__Exercise description__
According to the text about blogging, what three means are the most intimate ways for high school journalists to interact with their readers after face-to-face interaction?

(Text Opens)

Iowa High School Press Association
If we’re going to write a column about blogging, let’s first address a burning issue: Nobody knows, exactly, what blogging is. Or rather, everybody knows what it is, and the answer is, “Everything.” Blogging is a diary. Many of us read blogs detailing the intimate details of someone’s personal life. Or about becoming a vegetarian. Or about their favorite musicians. Blogging can also be a collection of other sites – an online directory to help readers interested in a topic to funnel through the muck to find sites that interest them. Or a blog is a community of people discussing a specific topic. Or a blog is a forum for public opinion. The point is, it’s a broad term that is difficult to define. For the sake of this discussion – how students can blog effectively – let’s treat blogging as an extension of journalism. Today, blogging is as effective a tool for high school journalism as Microsoft Word and the Adobe Suite. After face-to-face interaction, blogging, along with Twitter and Facebook, are the three most intimate means for high school journalists to interact with their readers. It’s a chance to explain what went into a story, to report facts that maybe didn’t quite fit in the story but are still worth reporting, or for a reporter to push the story forward with a “what’s-next?” angle. Plus, journalism and mass communication schools hold journalistically focused high school bloggers in high regard. Blogging provides another opportunity to pad a college résumé. All great opportunities, to be sure. But how do you introduce blogging to your staff? And how do you police it?
Where to begin?

(Text Closes)
(Data supplied Opens)

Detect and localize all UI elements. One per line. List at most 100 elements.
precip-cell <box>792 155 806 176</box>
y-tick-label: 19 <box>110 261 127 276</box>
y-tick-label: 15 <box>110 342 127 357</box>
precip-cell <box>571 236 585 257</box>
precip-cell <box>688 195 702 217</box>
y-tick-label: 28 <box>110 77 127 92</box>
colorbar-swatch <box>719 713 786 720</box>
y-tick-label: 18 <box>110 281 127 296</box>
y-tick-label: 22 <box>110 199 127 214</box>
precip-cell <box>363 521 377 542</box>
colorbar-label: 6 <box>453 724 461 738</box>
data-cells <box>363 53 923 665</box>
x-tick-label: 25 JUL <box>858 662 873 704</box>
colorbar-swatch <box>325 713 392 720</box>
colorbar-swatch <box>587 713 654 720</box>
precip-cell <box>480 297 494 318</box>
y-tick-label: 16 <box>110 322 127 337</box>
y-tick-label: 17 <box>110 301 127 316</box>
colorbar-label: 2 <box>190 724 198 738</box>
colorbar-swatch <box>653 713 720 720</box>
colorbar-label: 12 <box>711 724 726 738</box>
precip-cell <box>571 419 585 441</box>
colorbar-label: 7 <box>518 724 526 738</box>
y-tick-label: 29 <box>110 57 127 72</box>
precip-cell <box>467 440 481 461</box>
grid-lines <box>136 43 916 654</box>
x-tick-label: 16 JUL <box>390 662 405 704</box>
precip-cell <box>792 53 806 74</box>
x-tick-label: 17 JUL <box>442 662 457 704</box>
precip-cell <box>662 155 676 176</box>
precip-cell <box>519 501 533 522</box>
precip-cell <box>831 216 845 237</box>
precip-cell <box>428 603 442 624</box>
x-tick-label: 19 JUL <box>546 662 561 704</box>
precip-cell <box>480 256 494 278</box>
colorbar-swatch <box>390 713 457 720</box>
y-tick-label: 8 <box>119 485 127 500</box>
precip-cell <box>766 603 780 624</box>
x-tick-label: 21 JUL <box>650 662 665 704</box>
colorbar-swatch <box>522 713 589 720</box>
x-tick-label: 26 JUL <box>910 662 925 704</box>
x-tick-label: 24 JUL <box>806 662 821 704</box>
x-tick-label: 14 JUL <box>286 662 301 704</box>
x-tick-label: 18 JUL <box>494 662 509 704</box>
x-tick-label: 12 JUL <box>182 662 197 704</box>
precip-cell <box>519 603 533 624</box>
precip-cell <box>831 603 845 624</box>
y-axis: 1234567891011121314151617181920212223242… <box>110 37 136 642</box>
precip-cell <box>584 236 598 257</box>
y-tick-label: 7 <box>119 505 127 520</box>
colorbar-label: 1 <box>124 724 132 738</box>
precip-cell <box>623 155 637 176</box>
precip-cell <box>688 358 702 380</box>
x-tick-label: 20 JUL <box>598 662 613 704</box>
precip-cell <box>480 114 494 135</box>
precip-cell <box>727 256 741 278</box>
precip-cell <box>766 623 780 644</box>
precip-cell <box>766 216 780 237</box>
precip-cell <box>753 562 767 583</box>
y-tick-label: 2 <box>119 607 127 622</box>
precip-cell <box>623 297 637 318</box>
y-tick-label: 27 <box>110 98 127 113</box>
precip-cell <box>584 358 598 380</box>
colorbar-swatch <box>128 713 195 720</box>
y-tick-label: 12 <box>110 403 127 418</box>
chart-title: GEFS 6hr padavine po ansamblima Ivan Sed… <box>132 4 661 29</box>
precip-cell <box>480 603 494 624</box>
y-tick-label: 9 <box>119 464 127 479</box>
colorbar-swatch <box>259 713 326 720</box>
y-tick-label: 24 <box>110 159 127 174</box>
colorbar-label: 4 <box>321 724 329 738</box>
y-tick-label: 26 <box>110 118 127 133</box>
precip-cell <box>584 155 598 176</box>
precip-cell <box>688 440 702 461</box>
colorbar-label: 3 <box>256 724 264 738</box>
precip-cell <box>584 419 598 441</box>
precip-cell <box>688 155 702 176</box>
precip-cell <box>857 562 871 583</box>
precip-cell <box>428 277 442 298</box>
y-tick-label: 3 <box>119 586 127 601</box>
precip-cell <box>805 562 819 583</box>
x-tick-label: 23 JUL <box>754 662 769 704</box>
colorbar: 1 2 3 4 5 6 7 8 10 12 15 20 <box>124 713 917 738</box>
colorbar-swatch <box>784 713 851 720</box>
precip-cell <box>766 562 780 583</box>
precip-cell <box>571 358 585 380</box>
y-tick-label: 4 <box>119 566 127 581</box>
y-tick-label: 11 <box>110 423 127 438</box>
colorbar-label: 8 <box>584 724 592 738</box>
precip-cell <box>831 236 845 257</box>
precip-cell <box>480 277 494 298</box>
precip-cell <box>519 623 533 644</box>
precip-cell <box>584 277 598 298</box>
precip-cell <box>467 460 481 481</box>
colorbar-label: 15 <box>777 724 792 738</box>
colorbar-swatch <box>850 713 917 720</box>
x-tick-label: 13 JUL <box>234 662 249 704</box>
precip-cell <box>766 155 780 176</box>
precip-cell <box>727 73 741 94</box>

(Data supplied Closes)

__Solved exercise__
Blogging, Twitter and Facebook.